- [Raw records]
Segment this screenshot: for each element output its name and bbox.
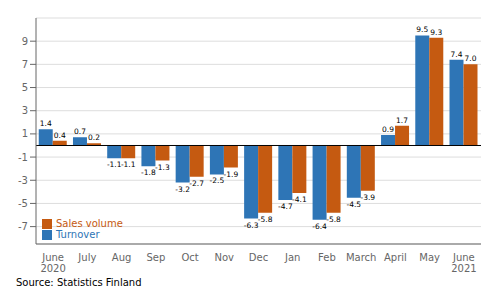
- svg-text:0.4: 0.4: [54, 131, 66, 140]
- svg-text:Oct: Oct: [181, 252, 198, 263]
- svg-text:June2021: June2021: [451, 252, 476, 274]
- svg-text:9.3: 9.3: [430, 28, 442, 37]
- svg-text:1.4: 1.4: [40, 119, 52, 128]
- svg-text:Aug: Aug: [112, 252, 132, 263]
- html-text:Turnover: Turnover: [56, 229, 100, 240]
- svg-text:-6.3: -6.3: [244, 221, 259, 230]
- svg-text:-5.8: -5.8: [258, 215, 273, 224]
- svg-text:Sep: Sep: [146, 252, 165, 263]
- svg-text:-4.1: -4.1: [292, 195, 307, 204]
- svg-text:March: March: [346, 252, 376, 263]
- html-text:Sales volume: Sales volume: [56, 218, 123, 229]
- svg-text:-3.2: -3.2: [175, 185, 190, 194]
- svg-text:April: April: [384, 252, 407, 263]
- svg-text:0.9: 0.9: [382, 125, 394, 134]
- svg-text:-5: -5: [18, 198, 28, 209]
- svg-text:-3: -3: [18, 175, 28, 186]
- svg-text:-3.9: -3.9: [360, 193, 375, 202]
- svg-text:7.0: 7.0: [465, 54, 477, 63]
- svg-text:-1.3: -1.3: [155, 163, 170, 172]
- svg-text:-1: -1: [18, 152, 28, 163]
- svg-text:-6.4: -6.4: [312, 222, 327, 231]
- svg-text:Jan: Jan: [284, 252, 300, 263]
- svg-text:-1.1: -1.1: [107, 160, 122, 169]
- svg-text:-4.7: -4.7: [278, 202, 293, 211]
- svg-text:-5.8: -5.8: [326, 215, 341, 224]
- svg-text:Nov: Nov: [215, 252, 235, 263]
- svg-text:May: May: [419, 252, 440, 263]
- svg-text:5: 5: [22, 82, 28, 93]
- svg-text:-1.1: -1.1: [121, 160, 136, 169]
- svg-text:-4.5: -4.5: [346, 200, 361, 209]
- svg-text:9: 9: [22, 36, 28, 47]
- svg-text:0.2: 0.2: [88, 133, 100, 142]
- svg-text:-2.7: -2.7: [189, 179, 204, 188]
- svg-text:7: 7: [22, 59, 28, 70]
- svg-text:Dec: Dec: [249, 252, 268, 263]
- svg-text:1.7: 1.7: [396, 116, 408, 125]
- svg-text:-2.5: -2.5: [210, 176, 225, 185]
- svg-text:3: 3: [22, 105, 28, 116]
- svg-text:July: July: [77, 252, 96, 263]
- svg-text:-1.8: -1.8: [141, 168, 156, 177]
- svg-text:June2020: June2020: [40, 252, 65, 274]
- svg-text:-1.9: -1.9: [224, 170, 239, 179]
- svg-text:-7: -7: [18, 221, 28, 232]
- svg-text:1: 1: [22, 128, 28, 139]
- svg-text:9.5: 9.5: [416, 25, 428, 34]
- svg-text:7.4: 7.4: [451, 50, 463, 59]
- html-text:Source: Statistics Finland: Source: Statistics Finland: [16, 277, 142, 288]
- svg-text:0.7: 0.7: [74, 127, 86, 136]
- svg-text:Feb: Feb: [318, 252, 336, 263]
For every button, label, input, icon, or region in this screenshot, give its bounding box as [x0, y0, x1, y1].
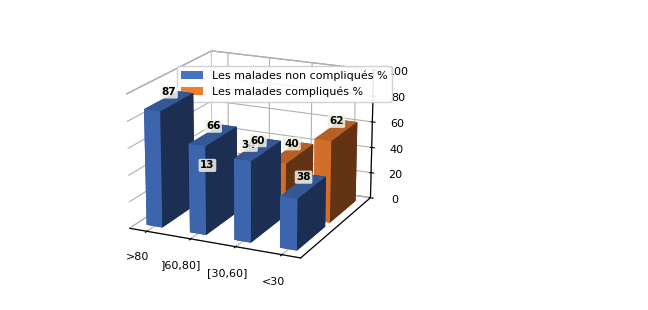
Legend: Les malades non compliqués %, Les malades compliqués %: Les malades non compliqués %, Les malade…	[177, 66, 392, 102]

- [Work instructions]
Rewrite everything from the line containing "- svg-text:0.4: 0.4: [54, 131, 66, 140]" down to the line containing "- svg-text:-4.1: -4.1: [292, 195, 307, 204]", replacing "Turnover" with "Net sales" and changing nothing else.

- [Solution to the exercise]
- svg-text:0.4: 0.4: [54, 131, 66, 140]
- svg-text:Oct: Oct: [181, 252, 198, 263]
- svg-text:June2021: June2021: [451, 252, 476, 274]
- svg-text:9.3: 9.3: [430, 28, 442, 37]
- svg-text:1.4: 1.4: [40, 119, 52, 128]
- svg-text:Aug: Aug: [112, 252, 132, 263]
- html-text:Net sales: Net sales: [56, 229, 100, 240]
- svg-text:-6.3: -6.3: [244, 221, 259, 230]
- svg-text:-5.8: -5.8: [258, 215, 273, 224]
- svg-text:Sep: Sep: [146, 252, 165, 263]
- svg-text:-4.1: -4.1: [292, 195, 307, 204]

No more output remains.